Adding different types of parallelism to the elementwise layer by AndreySorokin7 · Pull Request #222 · embedded-dev-research/ITLabAI

AndreySorokin7 · 2025-11-04T09:24:41Z

No description provided.

allnes · 2025-11-08T11:46:08Z

  EWLayerImpl() = delete;
  EWLayerImpl(const Shape& shape, std::string function, float alpha = 0.0F,
-              float beta = 0.0F);
+              float beta = 0.0F, int type_parall = 0);


Use a strongly-typed backend enum instead of int for readability and safety.

enum class ParBackend { Seq = 0, Threads = 1, TBB = 2, OMP = 3 };

Propagate ParBackend through API instead of raw int

allnes · 2025-11-08T13:08:39Z

+  int available_threads = -1;
+  if (type_parall_ == 0) available_threads = 1;
+  if (type_parall_ == 1)
+    available_threads = std::thread::hardware_concurrency();
+  if (type_parall_ == 2)
+    available_threads = oneapi::tbb::info::default_concurrency();
+  if (type_parall_ == 3) available_threads = omp_get_max_threads();


Please wrap common function for getting thread number

allnes · 2025-11-09T10:52:50Z

@@ -1,5 +1,11 @@
 #pragma once
+#include <omp.h>


Guard the OpenMP/TBB includes and add ; otherwise non-OpenMP builds fail.

**To be done:**
- A) Reproduce the pull request thread starting at "Use a strongly-typed" and ending at "(type_parall_ == 2)", replacing "available_threads" with "thread_count" throughout that span.
- B) In the pull request thread, which four values does the proposed ParBackend enum define?
The source data is not needed for any of this work.

(Source data)
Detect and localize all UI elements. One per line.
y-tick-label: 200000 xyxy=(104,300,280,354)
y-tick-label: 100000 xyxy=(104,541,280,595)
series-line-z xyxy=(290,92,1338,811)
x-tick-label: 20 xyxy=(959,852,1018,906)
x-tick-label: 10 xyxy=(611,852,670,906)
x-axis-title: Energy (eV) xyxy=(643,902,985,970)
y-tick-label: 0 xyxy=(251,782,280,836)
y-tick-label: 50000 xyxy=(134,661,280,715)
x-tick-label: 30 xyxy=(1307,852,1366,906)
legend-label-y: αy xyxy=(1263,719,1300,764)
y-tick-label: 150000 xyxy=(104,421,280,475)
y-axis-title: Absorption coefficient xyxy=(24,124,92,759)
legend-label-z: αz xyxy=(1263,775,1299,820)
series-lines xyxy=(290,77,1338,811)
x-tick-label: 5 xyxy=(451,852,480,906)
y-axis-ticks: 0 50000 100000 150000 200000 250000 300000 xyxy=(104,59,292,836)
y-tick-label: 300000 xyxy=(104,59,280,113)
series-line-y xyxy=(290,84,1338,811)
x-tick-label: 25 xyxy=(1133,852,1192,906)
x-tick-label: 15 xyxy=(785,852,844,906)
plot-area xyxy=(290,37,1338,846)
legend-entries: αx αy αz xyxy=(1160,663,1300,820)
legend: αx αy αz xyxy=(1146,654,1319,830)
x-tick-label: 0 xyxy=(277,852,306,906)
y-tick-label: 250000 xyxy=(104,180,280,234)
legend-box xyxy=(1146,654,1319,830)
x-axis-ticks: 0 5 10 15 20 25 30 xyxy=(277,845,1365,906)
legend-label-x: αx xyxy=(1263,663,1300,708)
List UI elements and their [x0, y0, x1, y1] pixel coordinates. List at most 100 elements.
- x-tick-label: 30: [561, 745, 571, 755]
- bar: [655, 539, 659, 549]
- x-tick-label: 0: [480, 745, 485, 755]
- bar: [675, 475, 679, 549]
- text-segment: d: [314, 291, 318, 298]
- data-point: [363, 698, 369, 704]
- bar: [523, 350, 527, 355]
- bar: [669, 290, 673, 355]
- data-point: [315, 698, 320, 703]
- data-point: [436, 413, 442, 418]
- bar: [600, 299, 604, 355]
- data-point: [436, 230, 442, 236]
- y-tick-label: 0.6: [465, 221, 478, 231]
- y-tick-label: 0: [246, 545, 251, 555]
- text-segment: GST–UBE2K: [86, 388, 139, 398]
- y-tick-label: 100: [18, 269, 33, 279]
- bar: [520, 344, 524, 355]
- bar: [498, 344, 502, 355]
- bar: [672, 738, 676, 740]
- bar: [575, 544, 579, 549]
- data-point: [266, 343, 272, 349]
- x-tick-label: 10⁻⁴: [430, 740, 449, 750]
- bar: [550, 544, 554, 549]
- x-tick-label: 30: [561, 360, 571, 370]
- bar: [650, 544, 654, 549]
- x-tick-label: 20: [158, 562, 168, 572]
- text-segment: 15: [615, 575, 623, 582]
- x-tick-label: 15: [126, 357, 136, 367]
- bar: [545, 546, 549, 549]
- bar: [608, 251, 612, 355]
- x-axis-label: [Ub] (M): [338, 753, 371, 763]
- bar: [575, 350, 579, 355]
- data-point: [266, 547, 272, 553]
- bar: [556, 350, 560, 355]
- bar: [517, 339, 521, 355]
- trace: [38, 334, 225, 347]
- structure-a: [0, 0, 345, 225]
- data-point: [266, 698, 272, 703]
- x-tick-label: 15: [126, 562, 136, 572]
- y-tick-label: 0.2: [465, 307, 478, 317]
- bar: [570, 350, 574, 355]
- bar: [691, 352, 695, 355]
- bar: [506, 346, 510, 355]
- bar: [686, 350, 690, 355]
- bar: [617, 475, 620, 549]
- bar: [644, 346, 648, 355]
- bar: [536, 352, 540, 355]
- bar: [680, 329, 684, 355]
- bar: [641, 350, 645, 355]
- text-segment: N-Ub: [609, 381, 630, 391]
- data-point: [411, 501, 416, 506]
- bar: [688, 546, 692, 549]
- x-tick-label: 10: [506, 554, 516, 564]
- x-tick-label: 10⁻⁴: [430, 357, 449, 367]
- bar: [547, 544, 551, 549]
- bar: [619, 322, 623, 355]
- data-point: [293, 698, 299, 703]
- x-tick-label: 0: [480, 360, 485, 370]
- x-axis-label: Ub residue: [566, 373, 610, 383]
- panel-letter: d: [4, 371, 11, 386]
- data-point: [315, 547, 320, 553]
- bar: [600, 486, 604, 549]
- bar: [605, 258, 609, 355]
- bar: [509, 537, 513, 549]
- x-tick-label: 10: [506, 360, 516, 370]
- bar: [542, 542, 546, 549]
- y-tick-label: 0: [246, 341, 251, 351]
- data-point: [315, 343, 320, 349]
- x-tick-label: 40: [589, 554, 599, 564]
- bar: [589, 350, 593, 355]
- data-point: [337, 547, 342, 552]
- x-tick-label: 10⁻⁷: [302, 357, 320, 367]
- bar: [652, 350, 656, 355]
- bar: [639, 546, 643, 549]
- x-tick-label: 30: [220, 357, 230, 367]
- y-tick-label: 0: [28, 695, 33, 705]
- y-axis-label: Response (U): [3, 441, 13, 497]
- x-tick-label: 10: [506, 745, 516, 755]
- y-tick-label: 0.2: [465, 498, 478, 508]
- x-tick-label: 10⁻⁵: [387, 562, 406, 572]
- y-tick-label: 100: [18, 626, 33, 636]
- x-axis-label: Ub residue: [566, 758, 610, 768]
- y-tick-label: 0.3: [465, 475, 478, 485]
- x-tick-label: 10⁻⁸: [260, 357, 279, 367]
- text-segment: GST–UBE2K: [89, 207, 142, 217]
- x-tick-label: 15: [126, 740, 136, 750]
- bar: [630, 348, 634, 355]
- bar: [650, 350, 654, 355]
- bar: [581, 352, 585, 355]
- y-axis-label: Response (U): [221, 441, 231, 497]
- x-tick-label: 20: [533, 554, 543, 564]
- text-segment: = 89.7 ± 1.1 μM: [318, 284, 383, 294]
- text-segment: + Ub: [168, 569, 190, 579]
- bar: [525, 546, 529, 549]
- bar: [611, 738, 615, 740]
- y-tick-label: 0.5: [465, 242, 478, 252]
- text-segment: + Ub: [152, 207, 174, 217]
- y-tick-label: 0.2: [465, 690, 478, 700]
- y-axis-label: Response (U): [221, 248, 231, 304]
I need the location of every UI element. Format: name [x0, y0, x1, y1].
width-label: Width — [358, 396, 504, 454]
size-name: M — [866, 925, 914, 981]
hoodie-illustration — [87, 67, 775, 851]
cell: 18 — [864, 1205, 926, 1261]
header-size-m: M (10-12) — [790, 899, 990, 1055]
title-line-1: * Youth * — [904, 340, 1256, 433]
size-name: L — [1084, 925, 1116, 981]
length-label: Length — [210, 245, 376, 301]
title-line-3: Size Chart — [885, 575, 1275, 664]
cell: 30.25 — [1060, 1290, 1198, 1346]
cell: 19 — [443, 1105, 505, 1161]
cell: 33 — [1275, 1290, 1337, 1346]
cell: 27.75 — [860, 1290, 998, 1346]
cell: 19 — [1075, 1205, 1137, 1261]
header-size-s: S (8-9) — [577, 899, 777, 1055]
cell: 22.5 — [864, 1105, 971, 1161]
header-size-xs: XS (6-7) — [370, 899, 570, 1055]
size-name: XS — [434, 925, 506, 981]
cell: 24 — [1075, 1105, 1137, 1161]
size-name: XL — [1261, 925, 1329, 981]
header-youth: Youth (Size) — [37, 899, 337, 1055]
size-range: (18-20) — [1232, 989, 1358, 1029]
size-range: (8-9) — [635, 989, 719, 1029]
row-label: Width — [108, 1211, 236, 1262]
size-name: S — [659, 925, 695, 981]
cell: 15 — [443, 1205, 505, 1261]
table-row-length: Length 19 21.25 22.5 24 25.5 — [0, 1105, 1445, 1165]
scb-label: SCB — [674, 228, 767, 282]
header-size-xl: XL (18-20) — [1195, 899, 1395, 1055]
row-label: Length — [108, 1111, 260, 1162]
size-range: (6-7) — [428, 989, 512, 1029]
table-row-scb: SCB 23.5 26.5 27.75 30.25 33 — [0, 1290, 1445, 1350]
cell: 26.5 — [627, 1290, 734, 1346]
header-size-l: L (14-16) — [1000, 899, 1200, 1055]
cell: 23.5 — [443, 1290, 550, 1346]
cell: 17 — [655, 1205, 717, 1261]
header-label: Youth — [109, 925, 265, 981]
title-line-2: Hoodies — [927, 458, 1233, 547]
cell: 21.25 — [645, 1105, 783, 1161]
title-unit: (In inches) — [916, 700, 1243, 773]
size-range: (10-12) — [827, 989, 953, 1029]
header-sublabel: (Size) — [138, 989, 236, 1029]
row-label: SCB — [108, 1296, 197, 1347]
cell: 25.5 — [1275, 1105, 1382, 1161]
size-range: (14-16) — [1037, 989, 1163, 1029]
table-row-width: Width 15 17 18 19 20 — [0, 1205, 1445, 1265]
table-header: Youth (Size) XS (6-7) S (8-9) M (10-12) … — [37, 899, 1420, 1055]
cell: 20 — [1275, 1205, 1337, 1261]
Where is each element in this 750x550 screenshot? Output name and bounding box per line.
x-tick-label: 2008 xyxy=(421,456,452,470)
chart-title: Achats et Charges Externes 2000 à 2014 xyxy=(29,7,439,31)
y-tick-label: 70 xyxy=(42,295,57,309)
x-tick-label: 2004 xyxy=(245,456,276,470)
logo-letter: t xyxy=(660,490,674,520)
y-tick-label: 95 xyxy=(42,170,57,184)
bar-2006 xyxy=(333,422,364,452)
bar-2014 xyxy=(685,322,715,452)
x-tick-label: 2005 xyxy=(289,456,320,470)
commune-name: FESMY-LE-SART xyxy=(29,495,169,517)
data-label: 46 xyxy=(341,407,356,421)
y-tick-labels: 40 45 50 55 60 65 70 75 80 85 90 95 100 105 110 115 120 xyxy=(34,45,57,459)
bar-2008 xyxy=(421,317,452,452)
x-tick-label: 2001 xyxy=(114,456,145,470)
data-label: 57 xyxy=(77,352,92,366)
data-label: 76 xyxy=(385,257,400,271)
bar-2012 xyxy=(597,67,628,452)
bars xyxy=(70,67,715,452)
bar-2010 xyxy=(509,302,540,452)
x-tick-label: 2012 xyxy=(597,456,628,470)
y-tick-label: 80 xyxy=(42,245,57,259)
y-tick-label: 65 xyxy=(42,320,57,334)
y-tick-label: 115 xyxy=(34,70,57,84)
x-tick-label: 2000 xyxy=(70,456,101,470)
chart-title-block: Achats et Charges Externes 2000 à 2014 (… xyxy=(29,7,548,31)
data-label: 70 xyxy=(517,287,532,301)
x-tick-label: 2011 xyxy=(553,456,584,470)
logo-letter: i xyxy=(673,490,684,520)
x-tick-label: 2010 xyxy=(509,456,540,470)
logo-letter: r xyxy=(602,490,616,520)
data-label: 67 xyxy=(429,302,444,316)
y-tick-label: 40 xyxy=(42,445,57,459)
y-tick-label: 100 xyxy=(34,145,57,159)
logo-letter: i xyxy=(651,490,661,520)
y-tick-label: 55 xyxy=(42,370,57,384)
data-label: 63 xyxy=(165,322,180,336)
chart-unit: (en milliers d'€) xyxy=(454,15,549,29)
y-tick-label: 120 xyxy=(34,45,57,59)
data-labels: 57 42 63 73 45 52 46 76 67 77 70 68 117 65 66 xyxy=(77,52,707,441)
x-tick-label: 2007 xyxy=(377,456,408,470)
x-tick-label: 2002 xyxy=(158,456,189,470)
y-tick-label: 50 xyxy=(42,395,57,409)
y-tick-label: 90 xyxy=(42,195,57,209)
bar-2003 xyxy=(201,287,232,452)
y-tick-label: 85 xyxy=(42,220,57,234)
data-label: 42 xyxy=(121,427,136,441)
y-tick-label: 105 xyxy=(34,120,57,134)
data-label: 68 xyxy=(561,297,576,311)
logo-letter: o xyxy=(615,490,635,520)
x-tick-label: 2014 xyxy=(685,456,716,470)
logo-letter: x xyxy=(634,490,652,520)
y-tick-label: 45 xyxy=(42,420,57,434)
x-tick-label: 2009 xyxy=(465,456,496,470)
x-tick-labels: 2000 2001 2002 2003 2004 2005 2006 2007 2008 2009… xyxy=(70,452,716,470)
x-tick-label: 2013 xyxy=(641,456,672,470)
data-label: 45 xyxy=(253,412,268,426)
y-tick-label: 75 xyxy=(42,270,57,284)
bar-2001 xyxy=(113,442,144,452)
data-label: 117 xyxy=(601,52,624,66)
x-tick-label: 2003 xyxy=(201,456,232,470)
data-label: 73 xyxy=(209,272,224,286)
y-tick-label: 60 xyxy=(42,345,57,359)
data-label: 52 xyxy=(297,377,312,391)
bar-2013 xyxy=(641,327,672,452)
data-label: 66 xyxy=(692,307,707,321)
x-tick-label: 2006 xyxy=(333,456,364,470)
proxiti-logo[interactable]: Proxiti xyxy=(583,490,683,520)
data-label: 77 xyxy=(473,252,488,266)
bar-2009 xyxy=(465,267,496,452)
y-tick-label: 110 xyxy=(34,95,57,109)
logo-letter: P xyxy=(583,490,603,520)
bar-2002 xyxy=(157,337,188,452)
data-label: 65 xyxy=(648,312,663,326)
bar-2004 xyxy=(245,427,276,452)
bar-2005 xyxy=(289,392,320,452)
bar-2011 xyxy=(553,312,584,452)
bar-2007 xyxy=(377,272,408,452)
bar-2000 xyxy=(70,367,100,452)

**In response:**
- A)
Use a strongly-typed backend enum instead of int for readability and safety.

enum class ParBackend { Seq = 0, Threads = 1, TBB = 2, OMP = 3 };

Propagate ParBackend through API instead of raw int

allnes · 2025-11-08T13:08:39Z

+  int thread_count = -1;
+  if (type_parall_ == 0) thread_count = 1;
+  if (type_parall_ == 1)
+    thread_count = std::thread::hardware_concurrency();
+  if (type_parall_ == 2)

- B) Seq = 0, Threads = 1, TBB = 2, and OMP = 3.